I was extremely honoured to have been taught by Mark back in 2004. He was my first official ‘writing’ tutor and inspired me in the way that a fashionable walking stick inspires a limp. Whether it was half-told stories about intoxicated afternoons, or the way he seemed to lean back in his chair casually, as if upon instruction the air particles would rally together and begin to breathe for him. Mark is cool in a ragamuffin kind of way, but breathtakingly poetic. I’ve heard him called a travel writer, I don’t know so much about that; I’ve never read another with that description who has as much sensitivity to the beauty of prose; his images have the capacity to make you weep.

“The women wear grey cotton raincoats and black scarves in sloppy deference to Islamic dress codes, but there’s a Western trashiness to them that won’t be suppressed: a polka dot handbag, a splash of peroxide blonde hair and red, red lips, a whole way of walking that suggests these women shop to kill and it’s best you stay out of their goddamned, hotsie totsie way.

▶ _Dataset entries_:
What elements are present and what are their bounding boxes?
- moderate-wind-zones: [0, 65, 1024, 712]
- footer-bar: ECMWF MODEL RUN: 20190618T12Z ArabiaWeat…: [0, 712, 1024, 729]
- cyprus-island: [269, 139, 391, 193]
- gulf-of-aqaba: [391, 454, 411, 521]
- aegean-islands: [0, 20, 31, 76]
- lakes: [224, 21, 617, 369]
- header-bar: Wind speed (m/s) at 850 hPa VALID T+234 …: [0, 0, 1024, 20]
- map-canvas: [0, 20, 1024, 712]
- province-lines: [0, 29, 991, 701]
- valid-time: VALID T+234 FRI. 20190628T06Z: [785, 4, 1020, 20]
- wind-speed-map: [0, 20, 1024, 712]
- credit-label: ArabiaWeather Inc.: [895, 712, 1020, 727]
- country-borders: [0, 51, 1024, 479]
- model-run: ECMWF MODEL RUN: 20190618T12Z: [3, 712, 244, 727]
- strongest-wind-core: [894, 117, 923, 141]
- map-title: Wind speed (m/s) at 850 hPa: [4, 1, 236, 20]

▶ _Exercise requirements_:
• A. Say whether each statement below agrees with the passage about Mark, answering yes or no and quoting the deciding words of that passage: (i) The writer was taught by Mark in 2004. (ii) The writer accepts the description of Mark as a travel writer. (iii) Mark was the writer's first official writing tutor.
• B. Write out part of the passage about Mark word for word, beginning at the words "I was extremely" and stopping after "make you weep.".
• C. Continue the passage about Mark from its final sentence.

▶ _Response list_:
• A.
(i) Yes: "I was extremely honoured to have been taught by Mark back in 2004."
(ii) No: "I’ve heard him called a travel writer, I don’t know so much about that"
(iii) Yes: "He was my first official ‘writing’ tutor"

• B.
I was extremely honoured to have been taught by Mark back in 2004. He was my first official ‘writing’ tutor and inspired me in the way that a fashionable walking stick inspires a limp. Whether it was half-told stories about intoxicated afternoons, or the way he seemed to lean back in his chair casually, as if upon instruction the air particles would rally together and begin to breathe for him. Mark is cool in a ragamuffin kind of way, but breathtakingly poetic. I’ve heard him called a travel writer, I don’t know so much about that; I’ve never read another with that description who has as much sensitivity to the beauty of prose; his images have the capacity to make you weep.

• C.
The women also know a special whisper that makes all the hotel cats come to them. But they don’t give the cats anything when they arrive. Still they whisper and seduce them, time and again.”

The Azerbaijanis, Dastgah

Buy Mark’s book, Dastgah in all good bookstores and follow his blog here.

Novels

Now obviously, I’m more taken by short fiction than I am by novels. My main reason is time, it’s hard to cover the whole writing sphere if you’re focussed on such a large work at once. That said, I do read novels constantly, just at a much slower rate than other work. Yet, I find myself drawn to a similar thing in novelists as I do in writers of short fiction. They are writers who have a cadence to their phrases, a certain way of describing the world. Sometimes it’s beautiful and sometimes it’s horrific, but it always hits you in a special way. Rather than go on and on about the novels I love, I thought I would quote some passages from a few of my favourites and if they appeal to you, you can go out and read them.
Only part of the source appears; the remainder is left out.